Set problem –
Rewrite all the lines in the records below, switching each "tem-particle" to "tem-grain" and keeping everything else the same.

[Extracted data entries]
━━━━━━━━━━━━━━━━━━━━

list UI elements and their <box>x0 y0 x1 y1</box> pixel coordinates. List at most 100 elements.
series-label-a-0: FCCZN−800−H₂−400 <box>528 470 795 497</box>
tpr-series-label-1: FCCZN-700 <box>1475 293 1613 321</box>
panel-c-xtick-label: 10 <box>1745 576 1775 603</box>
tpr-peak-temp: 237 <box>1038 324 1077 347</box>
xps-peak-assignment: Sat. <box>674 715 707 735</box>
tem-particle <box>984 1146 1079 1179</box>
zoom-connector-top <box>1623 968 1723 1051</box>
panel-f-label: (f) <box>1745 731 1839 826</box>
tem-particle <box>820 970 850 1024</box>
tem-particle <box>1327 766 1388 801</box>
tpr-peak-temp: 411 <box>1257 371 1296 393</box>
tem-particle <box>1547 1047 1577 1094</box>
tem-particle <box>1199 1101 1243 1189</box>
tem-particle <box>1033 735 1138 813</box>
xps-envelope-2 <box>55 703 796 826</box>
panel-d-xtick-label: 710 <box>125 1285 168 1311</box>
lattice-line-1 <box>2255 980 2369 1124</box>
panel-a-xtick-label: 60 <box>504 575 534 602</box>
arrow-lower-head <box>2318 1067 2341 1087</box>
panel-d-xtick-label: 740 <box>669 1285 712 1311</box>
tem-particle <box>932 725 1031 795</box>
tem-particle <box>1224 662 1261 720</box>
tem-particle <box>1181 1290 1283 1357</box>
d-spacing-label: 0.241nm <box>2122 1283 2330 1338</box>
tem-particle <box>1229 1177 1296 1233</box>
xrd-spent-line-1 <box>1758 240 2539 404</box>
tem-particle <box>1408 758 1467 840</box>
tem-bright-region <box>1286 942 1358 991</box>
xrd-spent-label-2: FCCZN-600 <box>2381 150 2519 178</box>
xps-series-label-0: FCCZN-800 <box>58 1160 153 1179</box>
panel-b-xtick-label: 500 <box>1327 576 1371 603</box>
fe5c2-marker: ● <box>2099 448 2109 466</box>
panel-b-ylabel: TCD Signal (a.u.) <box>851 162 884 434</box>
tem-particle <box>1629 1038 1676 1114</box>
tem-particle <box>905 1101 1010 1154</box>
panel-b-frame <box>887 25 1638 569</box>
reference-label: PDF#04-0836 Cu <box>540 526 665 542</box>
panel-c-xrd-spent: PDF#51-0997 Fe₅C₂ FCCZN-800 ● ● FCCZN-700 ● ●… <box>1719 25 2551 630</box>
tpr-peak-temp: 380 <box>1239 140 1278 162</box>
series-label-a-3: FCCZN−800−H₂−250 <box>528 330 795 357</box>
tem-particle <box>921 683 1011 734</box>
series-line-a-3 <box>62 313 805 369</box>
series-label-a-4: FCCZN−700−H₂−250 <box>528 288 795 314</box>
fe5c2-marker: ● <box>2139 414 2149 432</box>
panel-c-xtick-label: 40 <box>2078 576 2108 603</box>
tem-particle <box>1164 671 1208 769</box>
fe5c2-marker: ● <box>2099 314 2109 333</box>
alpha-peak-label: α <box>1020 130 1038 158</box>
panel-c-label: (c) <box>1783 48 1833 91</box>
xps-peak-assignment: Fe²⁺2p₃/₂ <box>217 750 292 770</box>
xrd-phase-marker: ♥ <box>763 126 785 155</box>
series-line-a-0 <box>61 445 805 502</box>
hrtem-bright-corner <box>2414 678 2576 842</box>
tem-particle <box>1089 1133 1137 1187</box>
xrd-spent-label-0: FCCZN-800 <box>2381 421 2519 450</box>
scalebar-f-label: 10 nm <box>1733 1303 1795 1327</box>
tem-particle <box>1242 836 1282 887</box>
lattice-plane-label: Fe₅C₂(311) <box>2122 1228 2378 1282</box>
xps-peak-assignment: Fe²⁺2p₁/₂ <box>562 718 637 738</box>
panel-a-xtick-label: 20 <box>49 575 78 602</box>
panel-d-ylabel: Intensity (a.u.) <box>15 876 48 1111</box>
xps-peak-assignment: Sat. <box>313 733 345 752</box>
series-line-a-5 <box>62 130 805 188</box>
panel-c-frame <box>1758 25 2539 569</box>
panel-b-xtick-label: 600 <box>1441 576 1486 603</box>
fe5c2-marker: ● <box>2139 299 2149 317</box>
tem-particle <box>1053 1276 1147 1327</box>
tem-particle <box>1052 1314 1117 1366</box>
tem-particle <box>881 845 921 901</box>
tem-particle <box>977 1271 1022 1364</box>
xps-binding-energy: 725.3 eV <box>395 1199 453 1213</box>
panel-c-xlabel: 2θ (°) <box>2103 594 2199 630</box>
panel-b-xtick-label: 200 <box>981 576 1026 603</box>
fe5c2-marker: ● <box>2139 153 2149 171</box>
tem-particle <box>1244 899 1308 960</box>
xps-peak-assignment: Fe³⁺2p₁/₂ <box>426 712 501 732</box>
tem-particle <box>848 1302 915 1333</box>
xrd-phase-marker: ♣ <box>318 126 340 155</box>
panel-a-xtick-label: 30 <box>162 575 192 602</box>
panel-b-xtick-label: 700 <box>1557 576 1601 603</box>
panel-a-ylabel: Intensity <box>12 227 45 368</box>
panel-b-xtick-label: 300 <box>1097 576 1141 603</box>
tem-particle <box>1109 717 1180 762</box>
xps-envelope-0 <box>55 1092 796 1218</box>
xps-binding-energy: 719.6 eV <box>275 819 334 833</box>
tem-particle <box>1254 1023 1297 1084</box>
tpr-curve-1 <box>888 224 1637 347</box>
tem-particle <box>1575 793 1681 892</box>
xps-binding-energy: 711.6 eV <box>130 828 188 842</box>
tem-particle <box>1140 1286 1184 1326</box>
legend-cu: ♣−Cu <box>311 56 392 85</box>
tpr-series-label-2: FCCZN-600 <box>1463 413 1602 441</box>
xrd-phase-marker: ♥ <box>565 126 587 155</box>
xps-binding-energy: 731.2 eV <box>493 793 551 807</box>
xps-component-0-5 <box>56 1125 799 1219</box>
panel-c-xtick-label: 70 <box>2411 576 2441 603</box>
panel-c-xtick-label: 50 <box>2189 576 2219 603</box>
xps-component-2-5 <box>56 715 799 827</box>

━━━━━━━━━━━━━━━━━━━━

Final result –
list UI elements and their <box>x0 y0 x1 y1</box> pixel coordinates. List at most 100 elements.
series-label-a-0: FCCZN−800−H₂−400 <box>528 470 795 497</box>
tpr-series-label-1: FCCZN-700 <box>1475 293 1613 321</box>
panel-c-xtick-label: 10 <box>1745 576 1775 603</box>
tpr-peak-temp: 237 <box>1038 324 1077 347</box>
xps-peak-assignment: Sat. <box>674 715 707 735</box>
tem-grain <box>984 1146 1079 1179</box>
zoom-connector-top <box>1623 968 1723 1051</box>
panel-f-label: (f) <box>1745 731 1839 826</box>
tem-grain <box>820 970 850 1024</box>
tem-grain <box>1327 766 1388 801</box>
tpr-peak-temp: 411 <box>1257 371 1296 393</box>
tem-grain <box>1547 1047 1577 1094</box>
tem-grain <box>1199 1101 1243 1189</box>
tem-grain <box>1033 735 1138 813</box>
xps-envelope-2 <box>55 703 796 826</box>
panel-d-xtick-label: 710 <box>125 1285 168 1311</box>
lattice-line-1 <box>2255 980 2369 1124</box>
panel-a-xtick-label: 60 <box>504 575 534 602</box>
arrow-lower-head <box>2318 1067 2341 1087</box>
panel-d-xtick-label: 740 <box>669 1285 712 1311</box>
tem-grain <box>932 725 1031 795</box>
tem-grain <box>1224 662 1261 720</box>
tem-grain <box>1181 1290 1283 1357</box>
d-spacing-label: 0.241nm <box>2122 1283 2330 1338</box>
tem-grain <box>1229 1177 1296 1233</box>
xrd-spent-line-1 <box>1758 240 2539 404</box>
tem-grain <box>1408 758 1467 840</box>
tem-bright-region <box>1286 942 1358 991</box>
xrd-spent-label-2: FCCZN-600 <box>2381 150 2519 178</box>
xps-series-label-0: FCCZN-800 <box>58 1160 153 1179</box>
panel-b-xtick-label: 500 <box>1327 576 1371 603</box>
fe5c2-marker: ● <box>2099 448 2109 466</box>
panel-b-ylabel: TCD Signal (a.u.) <box>851 162 884 434</box>
tem-grain <box>1629 1038 1676 1114</box>
tem-grain <box>905 1101 1010 1154</box>
panel-b-frame <box>887 25 1638 569</box>
reference-label: PDF#04-0836 Cu <box>540 526 665 542</box>
panel-c-xrd-spent: PDF#51-0997 Fe₅C₂ FCCZN-800 ● ● FCCZN-700 ● ●… <box>1719 25 2551 630</box>
tpr-peak-temp: 380 <box>1239 140 1278 162</box>
series-label-a-3: FCCZN−800−H₂−250 <box>528 330 795 357</box>
tem-grain <box>921 683 1011 734</box>
series-line-a-3 <box>62 313 805 369</box>
series-label-a-4: FCCZN−700−H₂−250 <box>528 288 795 314</box>
fe5c2-marker: ● <box>2139 414 2149 432</box>
panel-c-xtick-label: 40 <box>2078 576 2108 603</box>
tem-grain <box>1164 671 1208 769</box>
fe5c2-marker: ● <box>2099 314 2109 333</box>
alpha-peak-label: α <box>1020 130 1038 158</box>
panel-c-label: (c) <box>1783 48 1833 91</box>
xps-peak-assignment: Fe²⁺2p₃/₂ <box>217 750 292 770</box>
xrd-phase-marker: ♥ <box>763 126 785 155</box>
series-line-a-0 <box>61 445 805 502</box>
hrtem-bright-corner <box>2414 678 2576 842</box>
tem-grain <box>1089 1133 1137 1187</box>
xrd-spent-label-0: FCCZN-800 <box>2381 421 2519 450</box>
scalebar-f-label: 10 nm <box>1733 1303 1795 1327</box>
tem-grain <box>1242 836 1282 887</box>
lattice-plane-label: Fe₅C₂(311) <box>2122 1228 2378 1282</box>
xps-peak-assignment: Fe²⁺2p₁/₂ <box>562 718 637 738</box>
panel-a-xtick-label: 20 <box>49 575 78 602</box>
panel-d-ylabel: Intensity (a.u.) <box>15 876 48 1111</box>
xps-peak-assignment: Sat. <box>313 733 345 752</box>
series-line-a-5 <box>62 130 805 188</box>
panel-c-frame <box>1758 25 2539 569</box>
panel-b-xtick-label: 600 <box>1441 576 1486 603</box>
fe5c2-marker: ● <box>2139 299 2149 317</box>
tem-grain <box>1053 1276 1147 1327</box>
tem-grain <box>1052 1314 1117 1366</box>
tem-grain <box>881 845 921 901</box>
tem-grain <box>977 1271 1022 1364</box>
xps-binding-energy: 725.3 eV <box>395 1199 453 1213</box>
panel-c-xlabel: 2θ (°) <box>2103 594 2199 630</box>
panel-b-xtick-label: 200 <box>981 576 1026 603</box>
fe5c2-marker: ● <box>2139 153 2149 171</box>
tem-grain <box>1244 899 1308 960</box>
xps-peak-assignment: Fe³⁺2p₁/₂ <box>426 712 501 732</box>
tem-grain <box>848 1302 915 1333</box>
xrd-phase-marker: ♣ <box>318 126 340 155</box>
panel-a-xtick-label: 30 <box>162 575 192 602</box>
panel-b-xtick-label: 700 <box>1557 576 1601 603</box>
panel-a-ylabel: Intensity <box>12 227 45 368</box>
panel-b-xtick-label: 300 <box>1097 576 1141 603</box>
tem-grain <box>1109 717 1180 762</box>
xps-envelope-0 <box>55 1092 796 1218</box>
xps-binding-energy: 719.6 eV <box>275 819 334 833</box>
tem-grain <box>1254 1023 1297 1084</box>
tpr-curve-1 <box>888 224 1637 347</box>
tem-grain <box>1575 793 1681 892</box>
xps-binding-energy: 711.6 eV <box>130 828 188 842</box>
tem-grain <box>1140 1286 1184 1326</box>
legend-cu: ♣−Cu <box>311 56 392 85</box>
tpr-series-label-2: FCCZN-600 <box>1463 413 1602 441</box>
xrd-phase-marker: ♥ <box>565 126 587 155</box>
xps-binding-energy: 731.2 eV <box>493 793 551 807</box>
xps-component-0-5 <box>56 1125 799 1219</box>
panel-c-xtick-label: 70 <box>2411 576 2441 603</box>
panel-c-xtick-label: 50 <box>2189 576 2219 603</box>
xps-component-2-5 <box>56 715 799 827</box>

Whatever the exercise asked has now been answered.